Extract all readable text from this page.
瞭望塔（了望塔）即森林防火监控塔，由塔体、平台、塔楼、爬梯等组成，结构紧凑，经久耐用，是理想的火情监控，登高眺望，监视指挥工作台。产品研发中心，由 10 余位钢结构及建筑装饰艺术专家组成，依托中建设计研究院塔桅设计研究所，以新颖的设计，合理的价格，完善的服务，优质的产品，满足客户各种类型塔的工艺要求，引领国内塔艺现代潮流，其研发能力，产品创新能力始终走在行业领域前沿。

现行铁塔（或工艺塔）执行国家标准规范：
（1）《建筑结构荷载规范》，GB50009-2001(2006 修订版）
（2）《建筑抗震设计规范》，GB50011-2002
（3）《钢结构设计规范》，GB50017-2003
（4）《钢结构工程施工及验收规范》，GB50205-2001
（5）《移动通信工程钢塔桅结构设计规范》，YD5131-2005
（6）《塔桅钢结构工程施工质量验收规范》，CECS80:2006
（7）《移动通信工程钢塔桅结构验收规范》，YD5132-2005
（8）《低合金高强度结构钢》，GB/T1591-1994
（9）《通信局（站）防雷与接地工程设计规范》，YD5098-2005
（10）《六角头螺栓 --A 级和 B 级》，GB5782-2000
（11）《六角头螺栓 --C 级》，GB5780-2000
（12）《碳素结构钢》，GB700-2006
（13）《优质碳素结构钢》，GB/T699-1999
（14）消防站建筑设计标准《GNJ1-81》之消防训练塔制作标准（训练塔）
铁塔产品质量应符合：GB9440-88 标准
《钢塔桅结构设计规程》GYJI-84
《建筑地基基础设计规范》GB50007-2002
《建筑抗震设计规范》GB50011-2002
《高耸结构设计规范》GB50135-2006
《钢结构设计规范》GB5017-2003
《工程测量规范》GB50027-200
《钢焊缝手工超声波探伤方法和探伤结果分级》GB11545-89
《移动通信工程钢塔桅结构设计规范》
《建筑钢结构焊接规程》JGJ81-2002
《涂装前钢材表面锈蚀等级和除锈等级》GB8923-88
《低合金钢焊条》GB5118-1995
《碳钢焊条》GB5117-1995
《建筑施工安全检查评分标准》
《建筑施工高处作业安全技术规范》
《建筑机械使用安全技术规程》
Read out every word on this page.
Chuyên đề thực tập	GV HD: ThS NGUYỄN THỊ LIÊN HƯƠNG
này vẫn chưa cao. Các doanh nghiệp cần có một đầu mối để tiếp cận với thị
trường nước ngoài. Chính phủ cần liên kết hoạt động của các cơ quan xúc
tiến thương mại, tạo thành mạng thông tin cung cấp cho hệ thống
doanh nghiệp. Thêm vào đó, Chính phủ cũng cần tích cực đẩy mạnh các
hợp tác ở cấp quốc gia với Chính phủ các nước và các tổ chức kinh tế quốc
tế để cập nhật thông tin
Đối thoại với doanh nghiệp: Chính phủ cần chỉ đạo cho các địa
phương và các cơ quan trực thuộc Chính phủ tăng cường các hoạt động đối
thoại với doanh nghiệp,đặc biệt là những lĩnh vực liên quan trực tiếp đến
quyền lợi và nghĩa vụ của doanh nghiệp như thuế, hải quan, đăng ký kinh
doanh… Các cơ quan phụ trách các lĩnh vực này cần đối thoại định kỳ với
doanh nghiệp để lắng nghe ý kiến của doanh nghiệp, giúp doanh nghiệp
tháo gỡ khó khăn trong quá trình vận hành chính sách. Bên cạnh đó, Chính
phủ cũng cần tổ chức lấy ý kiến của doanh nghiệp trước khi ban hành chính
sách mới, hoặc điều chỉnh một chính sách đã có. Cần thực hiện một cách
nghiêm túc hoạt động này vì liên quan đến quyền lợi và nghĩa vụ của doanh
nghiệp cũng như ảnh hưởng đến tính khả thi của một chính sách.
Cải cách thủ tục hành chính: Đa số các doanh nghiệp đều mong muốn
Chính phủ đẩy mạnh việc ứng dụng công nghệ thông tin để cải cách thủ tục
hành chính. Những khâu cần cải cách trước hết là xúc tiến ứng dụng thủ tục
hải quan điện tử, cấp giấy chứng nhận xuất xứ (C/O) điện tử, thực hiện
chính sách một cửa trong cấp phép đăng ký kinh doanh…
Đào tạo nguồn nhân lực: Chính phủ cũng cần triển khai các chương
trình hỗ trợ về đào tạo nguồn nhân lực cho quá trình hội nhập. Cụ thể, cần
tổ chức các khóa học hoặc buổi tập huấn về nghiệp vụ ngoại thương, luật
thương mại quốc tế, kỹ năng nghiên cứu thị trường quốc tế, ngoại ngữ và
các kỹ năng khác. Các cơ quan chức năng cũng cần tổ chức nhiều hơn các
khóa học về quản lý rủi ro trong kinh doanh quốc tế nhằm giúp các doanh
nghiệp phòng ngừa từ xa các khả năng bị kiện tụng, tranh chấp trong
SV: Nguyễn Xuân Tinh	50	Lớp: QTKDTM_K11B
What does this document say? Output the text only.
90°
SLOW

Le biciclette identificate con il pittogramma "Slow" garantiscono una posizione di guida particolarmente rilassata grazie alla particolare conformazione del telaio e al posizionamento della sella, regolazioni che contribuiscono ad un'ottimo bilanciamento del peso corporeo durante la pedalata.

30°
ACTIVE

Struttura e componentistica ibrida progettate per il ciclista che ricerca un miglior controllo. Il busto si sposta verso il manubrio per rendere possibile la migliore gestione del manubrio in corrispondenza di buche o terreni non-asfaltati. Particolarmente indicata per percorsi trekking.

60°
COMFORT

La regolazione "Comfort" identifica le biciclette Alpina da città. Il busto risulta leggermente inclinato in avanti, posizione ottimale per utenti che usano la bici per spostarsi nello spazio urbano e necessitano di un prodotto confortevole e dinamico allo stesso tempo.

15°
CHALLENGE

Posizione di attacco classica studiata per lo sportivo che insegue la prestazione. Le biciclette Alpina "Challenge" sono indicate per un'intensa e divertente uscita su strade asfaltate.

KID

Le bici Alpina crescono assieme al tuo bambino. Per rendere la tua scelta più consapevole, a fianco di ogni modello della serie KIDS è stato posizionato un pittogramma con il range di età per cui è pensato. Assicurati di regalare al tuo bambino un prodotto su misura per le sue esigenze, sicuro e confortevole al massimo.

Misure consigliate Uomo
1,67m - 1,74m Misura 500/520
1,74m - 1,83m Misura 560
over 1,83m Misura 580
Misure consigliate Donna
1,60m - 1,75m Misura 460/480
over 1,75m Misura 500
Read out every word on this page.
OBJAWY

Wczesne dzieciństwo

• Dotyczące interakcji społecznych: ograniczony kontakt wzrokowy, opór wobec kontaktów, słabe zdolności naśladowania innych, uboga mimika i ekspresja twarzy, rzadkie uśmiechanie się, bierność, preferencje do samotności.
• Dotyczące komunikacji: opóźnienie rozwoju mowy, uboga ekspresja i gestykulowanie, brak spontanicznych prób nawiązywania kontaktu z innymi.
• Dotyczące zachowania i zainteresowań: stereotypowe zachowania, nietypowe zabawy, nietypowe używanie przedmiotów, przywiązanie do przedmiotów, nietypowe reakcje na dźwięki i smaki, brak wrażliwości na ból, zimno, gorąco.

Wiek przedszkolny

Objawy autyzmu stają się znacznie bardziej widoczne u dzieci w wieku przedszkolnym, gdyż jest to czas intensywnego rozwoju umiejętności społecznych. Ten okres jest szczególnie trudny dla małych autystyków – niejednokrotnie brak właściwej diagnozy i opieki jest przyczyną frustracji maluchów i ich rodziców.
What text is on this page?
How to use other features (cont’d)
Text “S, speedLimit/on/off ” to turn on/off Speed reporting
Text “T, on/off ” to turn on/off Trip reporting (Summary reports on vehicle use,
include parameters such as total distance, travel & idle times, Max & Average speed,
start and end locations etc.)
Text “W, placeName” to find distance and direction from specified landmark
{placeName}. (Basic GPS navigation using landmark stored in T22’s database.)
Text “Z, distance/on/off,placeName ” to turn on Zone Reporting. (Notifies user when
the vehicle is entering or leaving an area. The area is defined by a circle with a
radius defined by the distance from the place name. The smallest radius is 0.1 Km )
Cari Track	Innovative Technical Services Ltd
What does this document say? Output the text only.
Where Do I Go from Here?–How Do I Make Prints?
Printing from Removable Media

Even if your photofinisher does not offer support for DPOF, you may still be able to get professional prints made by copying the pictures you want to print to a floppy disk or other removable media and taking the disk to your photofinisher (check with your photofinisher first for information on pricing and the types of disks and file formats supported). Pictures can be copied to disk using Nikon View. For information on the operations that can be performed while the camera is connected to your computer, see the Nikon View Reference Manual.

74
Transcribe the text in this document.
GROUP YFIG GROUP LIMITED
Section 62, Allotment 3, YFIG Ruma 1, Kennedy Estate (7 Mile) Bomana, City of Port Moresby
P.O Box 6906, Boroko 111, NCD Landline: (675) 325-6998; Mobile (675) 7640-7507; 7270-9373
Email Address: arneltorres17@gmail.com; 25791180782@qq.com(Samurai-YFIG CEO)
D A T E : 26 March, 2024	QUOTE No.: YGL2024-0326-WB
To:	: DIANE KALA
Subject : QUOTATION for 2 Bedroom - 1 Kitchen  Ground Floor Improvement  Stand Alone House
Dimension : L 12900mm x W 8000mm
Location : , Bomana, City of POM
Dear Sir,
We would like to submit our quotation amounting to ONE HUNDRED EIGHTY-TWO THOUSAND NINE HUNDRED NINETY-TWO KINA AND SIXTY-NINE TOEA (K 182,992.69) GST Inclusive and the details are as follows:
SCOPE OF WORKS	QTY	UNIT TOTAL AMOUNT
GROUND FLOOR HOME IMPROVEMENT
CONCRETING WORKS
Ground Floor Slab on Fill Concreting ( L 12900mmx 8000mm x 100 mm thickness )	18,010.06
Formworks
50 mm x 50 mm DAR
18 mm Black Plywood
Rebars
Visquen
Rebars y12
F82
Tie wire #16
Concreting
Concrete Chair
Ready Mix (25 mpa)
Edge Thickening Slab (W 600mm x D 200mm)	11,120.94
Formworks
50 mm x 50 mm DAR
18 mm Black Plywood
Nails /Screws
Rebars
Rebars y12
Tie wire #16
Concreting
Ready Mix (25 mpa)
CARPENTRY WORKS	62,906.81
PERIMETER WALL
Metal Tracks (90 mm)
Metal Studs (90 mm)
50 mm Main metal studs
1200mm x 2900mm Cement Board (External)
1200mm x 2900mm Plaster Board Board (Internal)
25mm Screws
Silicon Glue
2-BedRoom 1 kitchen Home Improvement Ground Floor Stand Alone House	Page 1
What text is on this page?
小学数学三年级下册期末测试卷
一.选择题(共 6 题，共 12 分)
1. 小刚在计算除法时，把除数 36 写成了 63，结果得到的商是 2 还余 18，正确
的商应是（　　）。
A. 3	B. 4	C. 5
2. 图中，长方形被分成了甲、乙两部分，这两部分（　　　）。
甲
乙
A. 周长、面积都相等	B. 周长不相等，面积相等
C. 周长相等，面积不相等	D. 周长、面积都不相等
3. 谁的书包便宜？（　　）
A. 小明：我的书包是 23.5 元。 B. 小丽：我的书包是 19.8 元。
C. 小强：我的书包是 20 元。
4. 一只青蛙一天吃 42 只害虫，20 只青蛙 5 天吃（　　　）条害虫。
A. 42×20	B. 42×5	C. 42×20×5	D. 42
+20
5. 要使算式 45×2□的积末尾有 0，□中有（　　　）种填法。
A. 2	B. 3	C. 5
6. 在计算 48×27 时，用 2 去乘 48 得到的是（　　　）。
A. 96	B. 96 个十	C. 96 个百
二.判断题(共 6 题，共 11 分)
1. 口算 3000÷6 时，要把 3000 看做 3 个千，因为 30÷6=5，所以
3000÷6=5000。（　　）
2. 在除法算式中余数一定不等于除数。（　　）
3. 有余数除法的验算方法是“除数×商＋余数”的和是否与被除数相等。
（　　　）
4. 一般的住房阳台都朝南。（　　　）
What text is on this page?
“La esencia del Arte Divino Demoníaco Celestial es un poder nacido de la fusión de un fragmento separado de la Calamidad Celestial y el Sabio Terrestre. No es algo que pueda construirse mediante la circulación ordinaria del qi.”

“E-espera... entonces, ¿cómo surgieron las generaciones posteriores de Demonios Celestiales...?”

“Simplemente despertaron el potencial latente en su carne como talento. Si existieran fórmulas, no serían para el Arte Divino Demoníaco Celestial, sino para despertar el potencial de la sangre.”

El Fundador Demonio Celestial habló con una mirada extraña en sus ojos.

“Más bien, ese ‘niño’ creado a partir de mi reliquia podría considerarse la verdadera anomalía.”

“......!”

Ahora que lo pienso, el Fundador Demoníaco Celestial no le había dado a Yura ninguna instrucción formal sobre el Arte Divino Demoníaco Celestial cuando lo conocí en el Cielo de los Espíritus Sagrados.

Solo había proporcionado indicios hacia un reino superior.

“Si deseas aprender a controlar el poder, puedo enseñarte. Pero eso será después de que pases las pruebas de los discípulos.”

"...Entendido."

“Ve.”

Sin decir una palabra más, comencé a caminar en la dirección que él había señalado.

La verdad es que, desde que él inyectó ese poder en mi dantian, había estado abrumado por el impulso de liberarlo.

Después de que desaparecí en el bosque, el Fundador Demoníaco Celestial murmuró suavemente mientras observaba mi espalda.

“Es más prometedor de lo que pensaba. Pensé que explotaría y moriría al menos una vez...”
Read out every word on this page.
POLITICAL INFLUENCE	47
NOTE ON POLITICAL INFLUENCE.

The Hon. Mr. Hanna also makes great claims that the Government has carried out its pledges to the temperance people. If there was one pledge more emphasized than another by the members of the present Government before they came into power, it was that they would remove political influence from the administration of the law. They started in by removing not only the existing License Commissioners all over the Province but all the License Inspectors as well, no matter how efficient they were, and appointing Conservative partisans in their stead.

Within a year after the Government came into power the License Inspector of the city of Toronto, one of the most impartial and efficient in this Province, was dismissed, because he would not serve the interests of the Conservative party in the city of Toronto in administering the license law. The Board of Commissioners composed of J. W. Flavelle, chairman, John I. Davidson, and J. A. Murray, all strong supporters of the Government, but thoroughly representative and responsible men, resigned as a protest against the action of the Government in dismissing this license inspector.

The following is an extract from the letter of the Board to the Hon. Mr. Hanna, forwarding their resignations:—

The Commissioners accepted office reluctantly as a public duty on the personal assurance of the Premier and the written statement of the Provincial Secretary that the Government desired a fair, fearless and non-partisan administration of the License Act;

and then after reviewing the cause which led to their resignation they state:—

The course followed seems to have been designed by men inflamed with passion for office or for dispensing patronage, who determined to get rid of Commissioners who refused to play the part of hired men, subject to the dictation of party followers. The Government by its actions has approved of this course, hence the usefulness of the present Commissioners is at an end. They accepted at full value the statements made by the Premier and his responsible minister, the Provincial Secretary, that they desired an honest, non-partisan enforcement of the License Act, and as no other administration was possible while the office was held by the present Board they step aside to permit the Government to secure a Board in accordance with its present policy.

▶ WHAT IS NEEDED: Copy every line that includes the string "khóa" from the material above.

▶ SOLUTION:
tổ chức các khóa học hoặc buổi tập huấn về nghiệp vụ ngoại thương, luật
khóa học về quản lý rủi ro trong kinh doanh quốc tế nhằm giúp các doanh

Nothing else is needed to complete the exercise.